§ **TO DO**:
Every line that contains "title" counts once; give the total number of such lines, with no other words.

§ **RECORDS TO USE**:

━━━━━━

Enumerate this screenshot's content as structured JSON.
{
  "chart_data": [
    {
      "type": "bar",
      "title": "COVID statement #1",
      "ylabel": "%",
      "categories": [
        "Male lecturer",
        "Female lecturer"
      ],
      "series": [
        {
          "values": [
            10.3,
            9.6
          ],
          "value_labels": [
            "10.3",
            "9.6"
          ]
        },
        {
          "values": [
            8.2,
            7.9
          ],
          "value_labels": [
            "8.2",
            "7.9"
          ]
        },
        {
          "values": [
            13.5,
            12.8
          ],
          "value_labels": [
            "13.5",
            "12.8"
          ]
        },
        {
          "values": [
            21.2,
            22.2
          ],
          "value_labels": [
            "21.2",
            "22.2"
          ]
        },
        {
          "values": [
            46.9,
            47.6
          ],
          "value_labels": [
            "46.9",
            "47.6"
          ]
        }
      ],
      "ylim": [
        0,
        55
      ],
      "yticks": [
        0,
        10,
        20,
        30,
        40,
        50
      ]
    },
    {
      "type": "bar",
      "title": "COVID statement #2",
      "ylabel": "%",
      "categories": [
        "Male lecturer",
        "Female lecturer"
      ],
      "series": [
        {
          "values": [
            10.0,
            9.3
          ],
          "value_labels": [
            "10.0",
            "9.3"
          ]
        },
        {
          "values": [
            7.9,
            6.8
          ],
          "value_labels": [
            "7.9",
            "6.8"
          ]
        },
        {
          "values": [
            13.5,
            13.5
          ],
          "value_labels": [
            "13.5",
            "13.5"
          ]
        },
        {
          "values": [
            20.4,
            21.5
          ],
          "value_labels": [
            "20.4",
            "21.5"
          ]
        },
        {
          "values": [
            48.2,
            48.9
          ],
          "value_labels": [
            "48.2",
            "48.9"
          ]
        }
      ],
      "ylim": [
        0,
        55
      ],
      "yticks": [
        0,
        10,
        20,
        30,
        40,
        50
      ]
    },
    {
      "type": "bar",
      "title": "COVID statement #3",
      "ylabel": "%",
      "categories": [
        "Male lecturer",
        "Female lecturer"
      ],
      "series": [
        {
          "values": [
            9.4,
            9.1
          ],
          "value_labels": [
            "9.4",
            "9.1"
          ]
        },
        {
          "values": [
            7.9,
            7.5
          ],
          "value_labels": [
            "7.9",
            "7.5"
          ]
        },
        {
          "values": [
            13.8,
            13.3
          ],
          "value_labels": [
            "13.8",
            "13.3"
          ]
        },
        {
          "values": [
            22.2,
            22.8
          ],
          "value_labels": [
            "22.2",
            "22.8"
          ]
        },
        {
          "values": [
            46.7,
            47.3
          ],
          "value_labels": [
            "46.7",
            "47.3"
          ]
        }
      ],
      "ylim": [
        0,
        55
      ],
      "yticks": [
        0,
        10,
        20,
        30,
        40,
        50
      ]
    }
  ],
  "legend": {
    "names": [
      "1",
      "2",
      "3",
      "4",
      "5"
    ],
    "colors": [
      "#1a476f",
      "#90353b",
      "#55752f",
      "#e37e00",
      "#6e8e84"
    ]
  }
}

━━━━━━

§ **FINAL RESULT**:
3